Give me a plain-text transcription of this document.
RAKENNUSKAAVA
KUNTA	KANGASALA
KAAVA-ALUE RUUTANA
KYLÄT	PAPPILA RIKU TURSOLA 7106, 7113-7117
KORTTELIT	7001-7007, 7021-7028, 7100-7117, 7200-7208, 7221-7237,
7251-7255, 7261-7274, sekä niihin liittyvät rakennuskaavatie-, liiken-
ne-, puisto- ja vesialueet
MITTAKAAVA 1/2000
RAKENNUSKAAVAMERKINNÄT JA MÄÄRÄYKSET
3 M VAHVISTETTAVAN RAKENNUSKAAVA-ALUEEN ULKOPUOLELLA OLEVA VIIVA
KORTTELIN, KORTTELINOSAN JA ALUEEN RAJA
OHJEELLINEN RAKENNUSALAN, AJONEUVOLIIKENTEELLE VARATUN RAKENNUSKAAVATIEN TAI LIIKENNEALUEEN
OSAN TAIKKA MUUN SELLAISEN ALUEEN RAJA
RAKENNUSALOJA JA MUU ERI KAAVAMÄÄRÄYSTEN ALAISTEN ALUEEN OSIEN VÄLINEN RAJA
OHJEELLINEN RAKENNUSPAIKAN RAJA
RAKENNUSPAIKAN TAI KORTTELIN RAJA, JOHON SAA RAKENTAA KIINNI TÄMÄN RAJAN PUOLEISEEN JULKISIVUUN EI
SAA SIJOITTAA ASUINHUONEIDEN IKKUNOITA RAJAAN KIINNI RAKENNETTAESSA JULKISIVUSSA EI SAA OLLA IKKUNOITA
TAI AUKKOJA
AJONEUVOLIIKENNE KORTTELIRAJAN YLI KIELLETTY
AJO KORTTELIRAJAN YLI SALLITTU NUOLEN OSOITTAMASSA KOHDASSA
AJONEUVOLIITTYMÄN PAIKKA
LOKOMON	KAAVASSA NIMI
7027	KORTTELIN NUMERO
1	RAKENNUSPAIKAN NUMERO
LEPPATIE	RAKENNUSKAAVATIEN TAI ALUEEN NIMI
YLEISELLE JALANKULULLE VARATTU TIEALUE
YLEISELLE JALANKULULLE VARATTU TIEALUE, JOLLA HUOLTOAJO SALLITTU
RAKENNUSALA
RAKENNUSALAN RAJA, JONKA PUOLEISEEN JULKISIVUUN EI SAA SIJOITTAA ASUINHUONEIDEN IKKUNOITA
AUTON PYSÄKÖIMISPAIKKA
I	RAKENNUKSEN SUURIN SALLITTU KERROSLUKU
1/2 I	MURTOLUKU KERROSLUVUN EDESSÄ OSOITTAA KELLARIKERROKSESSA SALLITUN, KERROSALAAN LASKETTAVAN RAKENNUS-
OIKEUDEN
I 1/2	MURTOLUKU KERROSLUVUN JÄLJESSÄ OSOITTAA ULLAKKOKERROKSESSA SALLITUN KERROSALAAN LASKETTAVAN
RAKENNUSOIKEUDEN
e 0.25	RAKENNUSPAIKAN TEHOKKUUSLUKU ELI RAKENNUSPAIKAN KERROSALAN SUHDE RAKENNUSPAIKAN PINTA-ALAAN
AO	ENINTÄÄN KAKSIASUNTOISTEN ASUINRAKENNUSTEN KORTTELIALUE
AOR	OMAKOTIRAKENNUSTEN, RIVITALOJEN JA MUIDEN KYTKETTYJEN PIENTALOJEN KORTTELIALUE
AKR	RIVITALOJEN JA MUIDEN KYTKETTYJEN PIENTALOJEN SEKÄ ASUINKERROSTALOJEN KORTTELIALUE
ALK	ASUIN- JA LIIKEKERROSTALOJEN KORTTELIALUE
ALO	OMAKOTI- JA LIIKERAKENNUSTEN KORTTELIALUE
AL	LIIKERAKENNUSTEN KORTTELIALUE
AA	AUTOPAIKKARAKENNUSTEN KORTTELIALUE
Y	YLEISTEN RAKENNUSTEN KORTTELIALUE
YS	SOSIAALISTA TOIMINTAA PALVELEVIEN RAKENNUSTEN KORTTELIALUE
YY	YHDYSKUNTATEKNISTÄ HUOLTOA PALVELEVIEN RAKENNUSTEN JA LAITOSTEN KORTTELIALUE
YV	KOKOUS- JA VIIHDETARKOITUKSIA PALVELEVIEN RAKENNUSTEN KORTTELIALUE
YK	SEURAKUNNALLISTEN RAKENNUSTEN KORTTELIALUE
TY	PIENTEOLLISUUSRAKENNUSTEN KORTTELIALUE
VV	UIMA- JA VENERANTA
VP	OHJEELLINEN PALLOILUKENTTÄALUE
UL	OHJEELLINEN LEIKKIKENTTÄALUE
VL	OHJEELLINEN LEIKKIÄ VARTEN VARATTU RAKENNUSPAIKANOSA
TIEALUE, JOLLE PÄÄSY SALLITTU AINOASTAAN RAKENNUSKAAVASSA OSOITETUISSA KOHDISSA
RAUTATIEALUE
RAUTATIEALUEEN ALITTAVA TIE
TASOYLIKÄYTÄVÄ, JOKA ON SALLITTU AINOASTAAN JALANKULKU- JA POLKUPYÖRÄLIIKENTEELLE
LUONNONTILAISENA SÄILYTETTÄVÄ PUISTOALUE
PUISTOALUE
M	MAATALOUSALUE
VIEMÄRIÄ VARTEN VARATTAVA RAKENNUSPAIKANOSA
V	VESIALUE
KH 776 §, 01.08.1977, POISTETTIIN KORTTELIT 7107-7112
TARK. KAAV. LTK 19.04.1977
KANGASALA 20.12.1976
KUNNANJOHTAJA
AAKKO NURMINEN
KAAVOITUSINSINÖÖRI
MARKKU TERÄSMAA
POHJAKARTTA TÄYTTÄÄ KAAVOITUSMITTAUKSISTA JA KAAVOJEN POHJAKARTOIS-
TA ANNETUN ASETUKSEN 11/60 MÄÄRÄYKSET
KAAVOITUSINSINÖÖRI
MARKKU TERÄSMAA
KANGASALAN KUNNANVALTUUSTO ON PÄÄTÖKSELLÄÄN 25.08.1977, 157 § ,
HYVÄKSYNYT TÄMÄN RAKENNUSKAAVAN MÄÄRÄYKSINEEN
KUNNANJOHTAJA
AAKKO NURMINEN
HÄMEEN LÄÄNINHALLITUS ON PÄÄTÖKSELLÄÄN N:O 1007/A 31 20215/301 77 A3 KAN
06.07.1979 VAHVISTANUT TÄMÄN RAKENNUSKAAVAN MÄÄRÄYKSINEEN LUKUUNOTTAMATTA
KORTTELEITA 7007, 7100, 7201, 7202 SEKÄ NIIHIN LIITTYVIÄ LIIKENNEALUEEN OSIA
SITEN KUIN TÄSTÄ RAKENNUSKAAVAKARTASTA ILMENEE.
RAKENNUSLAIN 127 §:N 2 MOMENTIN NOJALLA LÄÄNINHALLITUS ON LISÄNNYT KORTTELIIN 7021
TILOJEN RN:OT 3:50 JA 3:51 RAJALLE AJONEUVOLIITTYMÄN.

===============

** WHAT TO WORK ON **
Set all of the entries down again, exactly as they were given.

** EXERCISE RESPONSE **
Give me a plain-text transcription of this document.
RAKENNUSKAAVA
KUNTA	KANGASALA
KAAVA-ALUE RUUTANA
KYLÄT	PAPPILA RIKU TURSOLA 7106, 7113-7117
KORTTELIT	7001-7007, 7021-7028, 7100-7117, 7200-7208, 7221-7237,
7251-7255, 7261-7274, sekä niihin liittyvät rakennuskaavatie-, liiken-
ne-, puisto- ja vesialueet
MITTAKAAVA 1/2000
RAKENNUSKAAVAMERKINNÄT JA MÄÄRÄYKSET
3 M VAHVISTETTAVAN RAKENNUSKAAVA-ALUEEN ULKOPUOLELLA OLEVA VIIVA
KORTTELIN, KORTTELINOSAN JA ALUEEN RAJA
OHJEELLINEN RAKENNUSALAN, AJONEUVOLIIKENTEELLE VARATUN RAKENNUSKAAVATIEN TAI LIIKENNEALUEEN
OSAN TAIKKA MUUN SELLAISEN ALUEEN RAJA
RAKENNUSALOJA JA MUU ERI KAAVAMÄÄRÄYSTEN ALAISTEN ALUEEN OSIEN VÄLINEN RAJA
OHJEELLINEN RAKENNUSPAIKAN RAJA
RAKENNUSPAIKAN TAI KORTTELIN RAJA, JOHON SAA RAKENTAA KIINNI TÄMÄN RAJAN PUOLEISEEN JULKISIVUUN EI
SAA SIJOITTAA ASUINHUONEIDEN IKKUNOITA RAJAAN KIINNI RAKENNETTAESSA JULKISIVUSSA EI SAA OLLA IKKUNOITA
TAI AUKKOJA
AJONEUVOLIIKENNE KORTTELIRAJAN YLI KIELLETTY
AJO KORTTELIRAJAN YLI SALLITTU NUOLEN OSOITTAMASSA KOHDASSA
AJONEUVOLIITTYMÄN PAIKKA
LOKOMON	KAAVASSA NIMI
7027	KORTTELIN NUMERO
1	RAKENNUSPAIKAN NUMERO
LEPPATIE	RAKENNUSKAAVATIEN TAI ALUEEN NIMI
YLEISELLE JALANKULULLE VARATTU TIEALUE
YLEISELLE JALANKULULLE VARATTU TIEALUE, JOLLA HUOLTOAJO SALLITTU
RAKENNUSALA
RAKENNUSALAN RAJA, JONKA PUOLEISEEN JULKISIVUUN EI SAA SIJOITTAA ASUINHUONEIDEN IKKUNOITA
AUTON PYSÄKÖIMISPAIKKA
I	RAKENNUKSEN SUURIN SALLITTU KERROSLUKU
1/2 I	MURTOLUKU KERROSLUVUN EDESSÄ OSOITTAA KELLARIKERROKSESSA SALLITUN, KERROSALAAN LASKETTAVAN RAKENNUS-
OIKEUDEN
I 1/2	MURTOLUKU KERROSLUVUN JÄLJESSÄ OSOITTAA ULLAKKOKERROKSESSA SALLITUN KERROSALAAN LASKETTAVAN
RAKENNUSOIKEUDEN
e 0.25	RAKENNUSPAIKAN TEHOKKUUSLUKU ELI RAKENNUSPAIKAN KERROSALAN SUHDE RAKENNUSPAIKAN PINTA-ALAAN
AO	ENINTÄÄN KAKSIASUNTOISTEN ASUINRAKENNUSTEN KORTTELIALUE
AOR	OMAKOTIRAKENNUSTEN, RIVITALOJEN JA MUIDEN KYTKETTYJEN PIENTALOJEN KORTTELIALUE
AKR	RIVITALOJEN JA MUIDEN KYTKETTYJEN PIENTALOJEN SEKÄ ASUINKERROSTALOJEN KORTTELIALUE
ALK	ASUIN- JA LIIKEKERROSTALOJEN KORTTELIALUE
ALO	OMAKOTI- JA LIIKERAKENNUSTEN KORTTELIALUE
AL	LIIKERAKENNUSTEN KORTTELIALUE
AA	AUTOPAIKKARAKENNUSTEN KORTTELIALUE
Y	YLEISTEN RAKENNUSTEN KORTTELIALUE
YS	SOSIAALISTA TOIMINTAA PALVELEVIEN RAKENNUSTEN KORTTELIALUE
YY	YHDYSKUNTATEKNISTÄ HUOLTOA PALVELEVIEN RAKENNUSTEN JA LAITOSTEN KORTTELIALUE
YV	KOKOUS- JA VIIHDETARKOITUKSIA PALVELEVIEN RAKENNUSTEN KORTTELIALUE
YK	SEURAKUNNALLISTEN RAKENNUSTEN KORTTELIALUE
TY	PIENTEOLLISUUSRAKENNUSTEN KORTTELIALUE
VV	UIMA- JA VENERANTA
VP	OHJEELLINEN PALLOILUKENTTÄALUE
UL	OHJEELLINEN LEIKKIKENTTÄALUE
VL	OHJEELLINEN LEIKKIÄ VARTEN VARATTU RAKENNUSPAIKANOSA
TIEALUE, JOLLE PÄÄSY SALLITTU AINOASTAAN RAKENNUSKAAVASSA OSOITETUISSA KOHDISSA
RAUTATIEALUE
RAUTATIEALUEEN ALITTAVA TIE
TASOYLIKÄYTÄVÄ, JOKA ON SALLITTU AINOASTAAN JALANKULKU- JA POLKUPYÖRÄLIIKENTEELLE
LUONNONTILAISENA SÄILYTETTÄVÄ PUISTOALUE
PUISTOALUE
M	MAATALOUSALUE
VIEMÄRIÄ VARTEN VARATTAVA RAKENNUSPAIKANOSA
V	VESIALUE
KH 776 §, 01.08.1977, POISTETTIIN KORTTELIT 7107-7112
TARK. KAAV. LTK 19.04.1977
KANGASALA 20.12.1976
KUNNANJOHTAJA
AAKKO NURMINEN
KAAVOITUSINSINÖÖRI
MARKKU TERÄSMAA
POHJAKARTTA TÄYTTÄÄ KAAVOITUSMITTAUKSISTA JA KAAVOJEN POHJAKARTOIS-
TA ANNETUN ASETUKSEN 11/60 MÄÄRÄYKSET
KAAVOITUSINSINÖÖRI
MARKKU TERÄSMAA
KANGASALAN KUNNANVALTUUSTO ON PÄÄTÖKSELLÄÄN 25.08.1977, 157 § ,
HYVÄKSYNYT TÄMÄN RAKENNUSKAAVAN MÄÄRÄYKSINEEN
KUNNANJOHTAJA
AAKKO NURMINEN
HÄMEEN LÄÄNINHALLITUS ON PÄÄTÖKSELLÄÄN N:O 1007/A 31 20215/301 77 A3 KAN
06.07.1979 VAHVISTANUT TÄMÄN RAKENNUSKAAVAN MÄÄRÄYKSINEEN LUKUUNOTTAMATTA
KORTTELEITA 7007, 7100, 7201, 7202 SEKÄ NIIHIN LIITTYVIÄ LIIKENNEALUEEN OSIA
SITEN KUIN TÄSTÄ RAKENNUSKAAVAKARTASTA ILMENEE.
RAKENNUSLAIN 127 §:N 2 MOMENTIN NOJALLA LÄÄNINHALLITUS ON LISÄNNYT KORTTELIIN 7021
TILOJEN RN:OT 3:50 JA 3:51 RAJALLE AJONEUVOLIITTYMÄN.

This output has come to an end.